#### Directions for this task
Every line of the data that contains the string "Nagpur" must be copied.

#### Supplied data
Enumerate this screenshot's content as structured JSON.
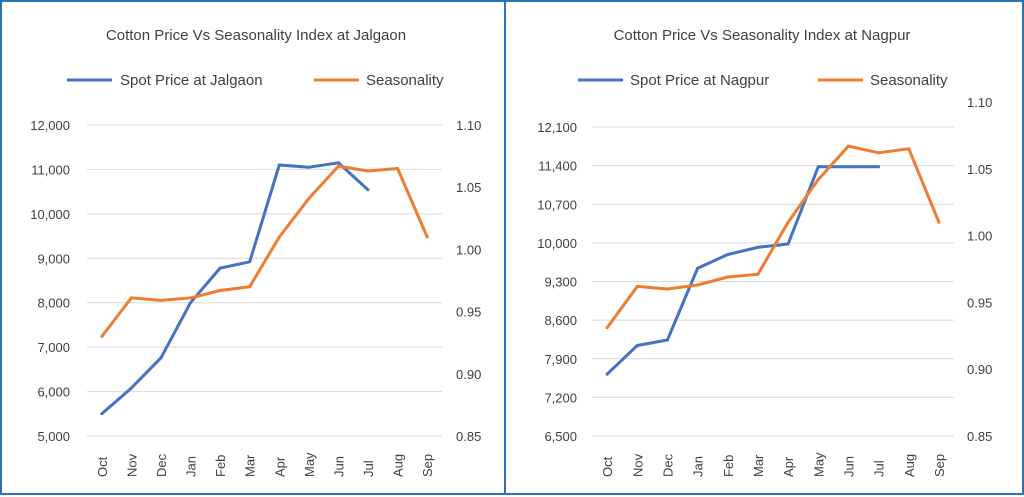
{
  "colors": {
    "price": "#4472c4",
    "seasonality": "#ed7d31",
    "border": "#2e74b5"
  },
  "chart_data": [
    {
      "type": "line",
      "title": "Cotton Price Vs Seasonality Index at Jalgaon",
      "categories": [
        "Oct",
        "Nov",
        "Dec",
        "Jan",
        "Feb",
        "Mar",
        "Apr",
        "May",
        "Jun",
        "Jul",
        "Aug",
        "Sep"
      ],
      "series": [
        {
          "name": "Spot Price at Jalgaon",
          "axis": "left",
          "values": [
            5500,
            6080,
            6760,
            8000,
            8780,
            8920,
            11100,
            11050,
            11150,
            10540,
            null,
            null
          ]
        },
        {
          "name": "Seasonality",
          "axis": "right",
          "values": [
            0.93,
            0.961,
            0.959,
            0.961,
            0.967,
            0.97,
            1.01,
            1.041,
            1.067,
            1.063,
            1.065,
            1.01
          ]
        }
      ],
      "left_axis": {
        "min": 5000,
        "max": 12000,
        "ticks": [
          "5,000",
          "6,000",
          "7,000",
          "8,000",
          "9,000",
          "10,000",
          "11,000",
          "12,000"
        ]
      },
      "right_axis": {
        "min": 0.85,
        "max": 1.1,
        "ticks": [
          "0.85",
          "0.90",
          "0.95",
          "1.00",
          "1.05",
          "1.10"
        ]
      },
      "legend": "top"
    },
    {
      "type": "line",
      "title": "Cotton Price Vs Seasonality Index at Nagpur",
      "categories": [
        "Oct",
        "Nov",
        "Dec",
        "Jan",
        "Feb",
        "Mar",
        "Apr",
        "May",
        "Jun",
        "Jul",
        "Aug",
        "Sep"
      ],
      "series": [
        {
          "name": "Spot Price at Nagpur",
          "axis": "left",
          "values": [
            7620,
            8140,
            8240,
            9540,
            9790,
            9920,
            9980,
            11380,
            11380,
            11380,
            null,
            null
          ]
        },
        {
          "name": "Seasonality",
          "axis": "right",
          "values": [
            0.931,
            0.962,
            0.96,
            0.963,
            0.969,
            0.971,
            1.01,
            1.042,
            1.067,
            1.062,
            1.065,
            1.01
          ]
        }
      ],
      "left_axis": {
        "min": 6500,
        "max": 12100,
        "ticks": [
          "6,500",
          "7,200",
          "7,900",
          "8,600",
          "9,300",
          "10,000",
          "10,700",
          "11,400",
          "12,100"
        ]
      },
      "right_axis": {
        "min": 0.85,
        "max": 1.1,
        "ticks": [
          "0.85",
          "0.90",
          "0.95",
          "1.00",
          "1.05",
          "1.10"
        ]
      },
      "legend": "top"
    }
  ]
}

#### Result for this task
      "title": "Cotton Price Vs Seasonality Index at Nagpur",
          "name": "Spot Price at Nagpur",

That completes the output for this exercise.